| Written exercise |
Find the lines containing the word "especiarias" and copy every one of them.
* BEGIN Given information *
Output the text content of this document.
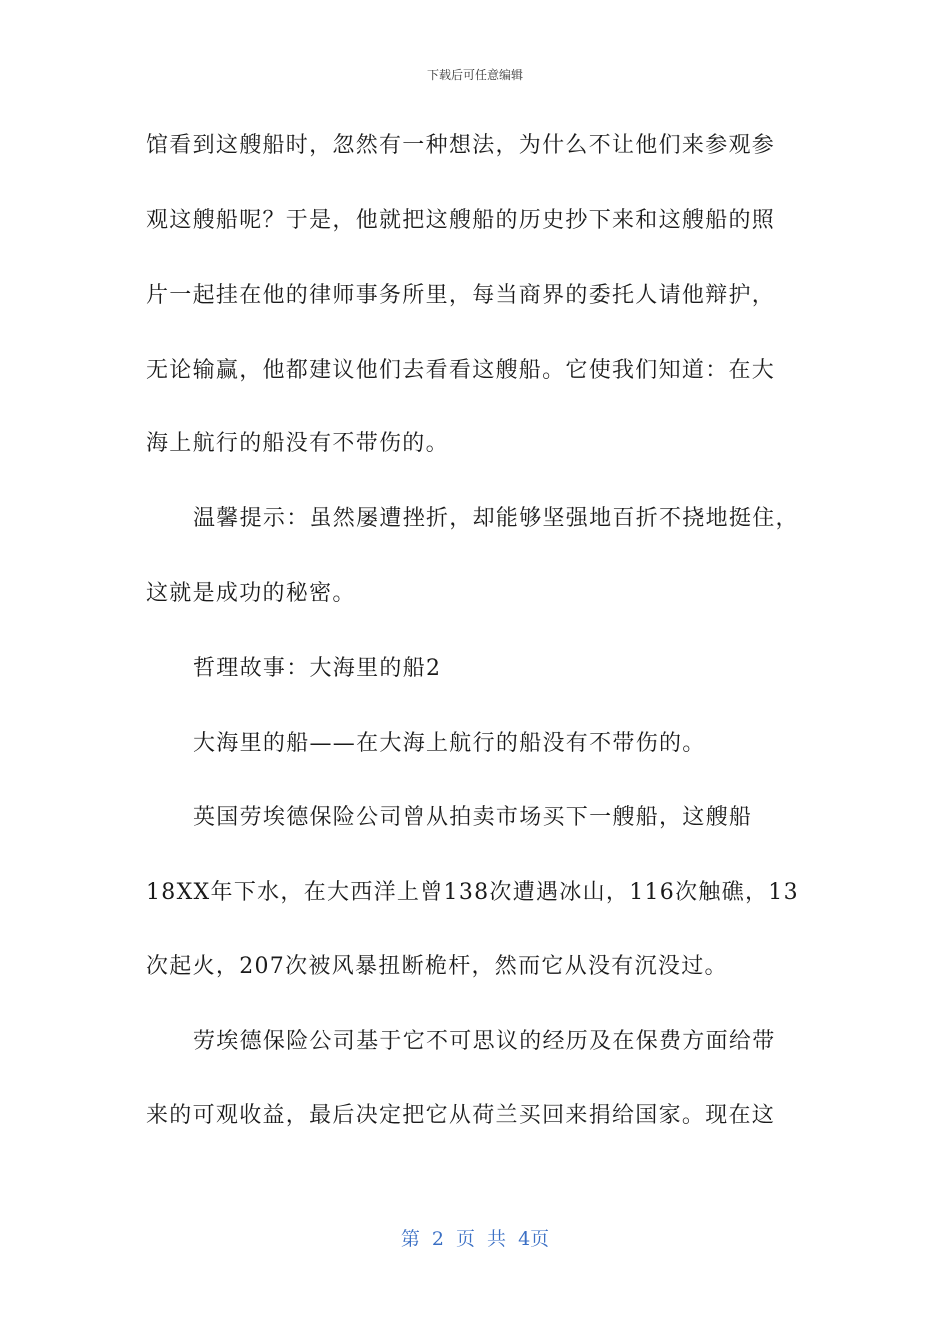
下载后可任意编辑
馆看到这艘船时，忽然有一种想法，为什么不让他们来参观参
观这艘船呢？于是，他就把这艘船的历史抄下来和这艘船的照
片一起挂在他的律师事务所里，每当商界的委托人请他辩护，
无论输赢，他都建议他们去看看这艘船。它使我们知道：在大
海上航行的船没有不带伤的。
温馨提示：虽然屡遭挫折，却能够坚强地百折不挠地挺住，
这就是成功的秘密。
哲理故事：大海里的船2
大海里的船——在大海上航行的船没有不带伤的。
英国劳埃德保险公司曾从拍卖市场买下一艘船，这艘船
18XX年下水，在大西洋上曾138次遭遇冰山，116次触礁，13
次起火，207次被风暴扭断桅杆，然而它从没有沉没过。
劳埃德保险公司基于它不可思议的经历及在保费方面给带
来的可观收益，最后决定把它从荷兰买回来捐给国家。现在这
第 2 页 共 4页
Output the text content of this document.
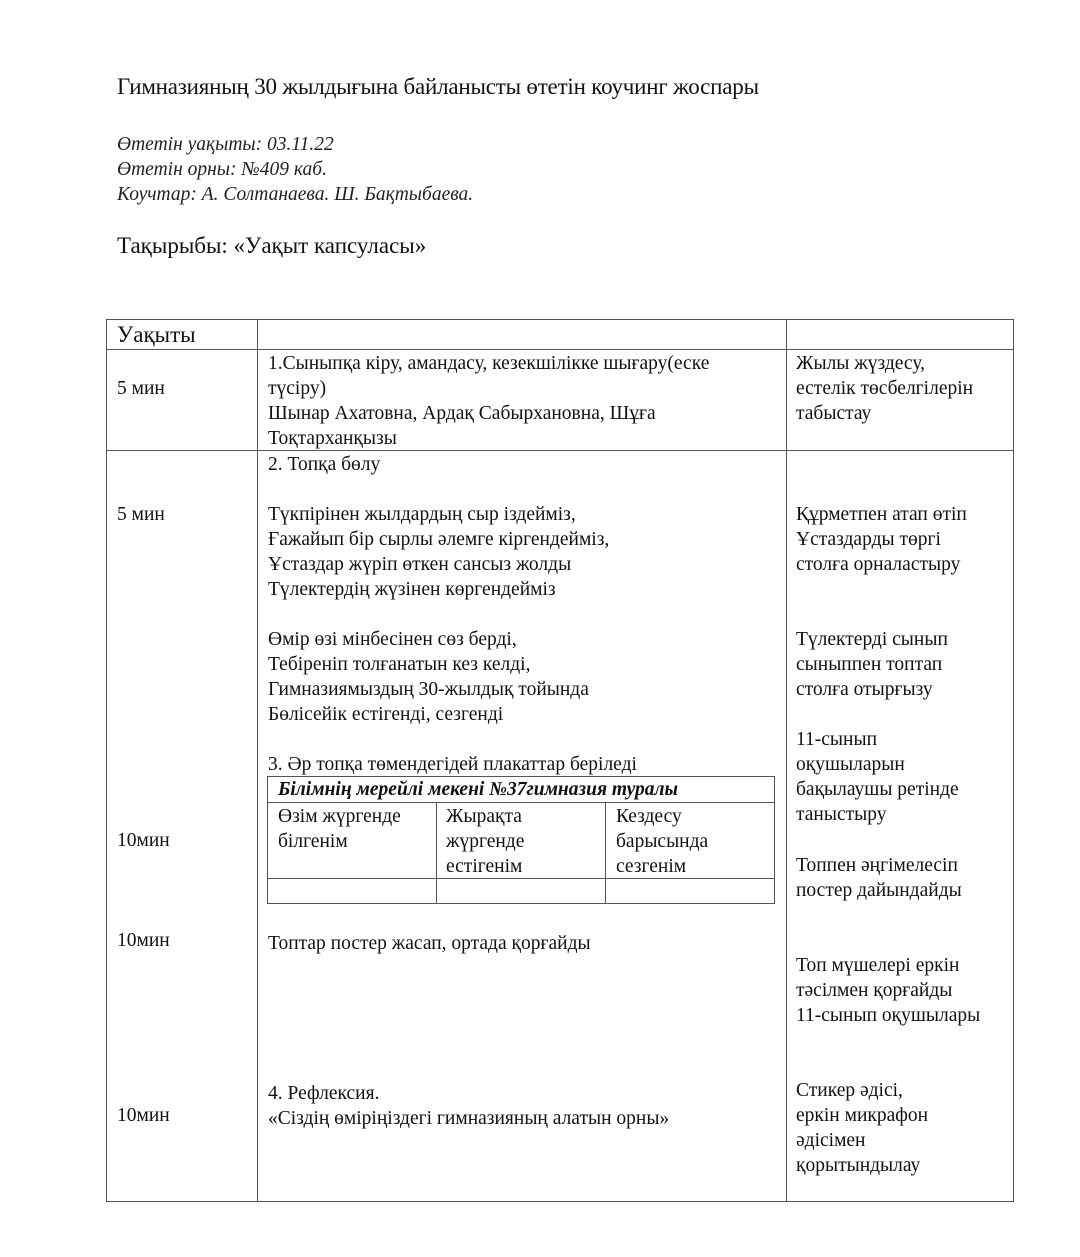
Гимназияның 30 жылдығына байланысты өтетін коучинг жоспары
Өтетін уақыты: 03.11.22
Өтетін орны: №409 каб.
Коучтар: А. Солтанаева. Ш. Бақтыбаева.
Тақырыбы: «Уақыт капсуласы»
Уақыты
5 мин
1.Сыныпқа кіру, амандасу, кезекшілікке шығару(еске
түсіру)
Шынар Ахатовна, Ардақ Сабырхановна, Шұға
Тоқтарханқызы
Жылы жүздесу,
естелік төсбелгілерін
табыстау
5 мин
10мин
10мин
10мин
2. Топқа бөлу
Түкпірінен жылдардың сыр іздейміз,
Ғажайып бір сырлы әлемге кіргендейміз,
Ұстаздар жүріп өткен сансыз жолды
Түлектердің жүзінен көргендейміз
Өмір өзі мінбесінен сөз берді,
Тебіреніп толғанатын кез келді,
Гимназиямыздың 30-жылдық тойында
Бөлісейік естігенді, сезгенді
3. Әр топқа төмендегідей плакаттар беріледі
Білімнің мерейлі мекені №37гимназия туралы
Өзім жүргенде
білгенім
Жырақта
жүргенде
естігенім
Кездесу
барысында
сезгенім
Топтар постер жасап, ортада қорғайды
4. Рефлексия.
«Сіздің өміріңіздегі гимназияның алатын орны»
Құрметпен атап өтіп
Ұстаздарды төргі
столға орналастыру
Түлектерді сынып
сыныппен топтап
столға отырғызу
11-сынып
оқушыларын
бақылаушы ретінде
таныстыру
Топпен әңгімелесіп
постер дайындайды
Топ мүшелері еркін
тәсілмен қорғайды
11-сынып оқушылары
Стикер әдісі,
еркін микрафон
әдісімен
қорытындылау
* END Given information *
* BEGIN Given information *
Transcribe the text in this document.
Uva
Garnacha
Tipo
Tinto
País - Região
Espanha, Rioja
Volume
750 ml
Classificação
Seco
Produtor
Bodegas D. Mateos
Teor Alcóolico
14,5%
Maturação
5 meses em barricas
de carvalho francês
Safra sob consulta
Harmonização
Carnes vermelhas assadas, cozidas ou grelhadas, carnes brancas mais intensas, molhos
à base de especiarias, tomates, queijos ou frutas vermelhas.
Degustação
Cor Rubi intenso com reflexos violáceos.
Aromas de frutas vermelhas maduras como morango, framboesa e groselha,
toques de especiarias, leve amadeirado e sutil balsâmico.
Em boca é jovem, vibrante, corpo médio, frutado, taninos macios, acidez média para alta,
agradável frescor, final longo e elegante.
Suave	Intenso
* END Given information *
* BEGIN Given information *
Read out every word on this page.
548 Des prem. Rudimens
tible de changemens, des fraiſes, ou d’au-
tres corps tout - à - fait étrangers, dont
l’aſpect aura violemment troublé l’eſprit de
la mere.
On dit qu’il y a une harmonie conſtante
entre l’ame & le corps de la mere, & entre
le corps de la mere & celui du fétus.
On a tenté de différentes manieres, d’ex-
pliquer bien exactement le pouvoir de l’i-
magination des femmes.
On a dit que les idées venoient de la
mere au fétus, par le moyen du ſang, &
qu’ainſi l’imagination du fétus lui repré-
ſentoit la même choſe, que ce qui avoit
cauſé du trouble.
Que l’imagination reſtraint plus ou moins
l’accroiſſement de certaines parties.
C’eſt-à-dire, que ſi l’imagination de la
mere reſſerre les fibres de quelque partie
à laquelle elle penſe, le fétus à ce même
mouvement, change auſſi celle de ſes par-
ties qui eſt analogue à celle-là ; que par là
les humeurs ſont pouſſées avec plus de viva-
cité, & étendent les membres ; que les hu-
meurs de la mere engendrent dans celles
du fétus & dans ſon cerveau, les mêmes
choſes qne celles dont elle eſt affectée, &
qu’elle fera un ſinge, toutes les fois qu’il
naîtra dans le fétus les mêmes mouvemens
* END Given information *
| Written answer |
à base de especiarias, tomates, queijos ou frutas vermelhas.
toques de especiarias, leve amadeirado e sutil balsâmico.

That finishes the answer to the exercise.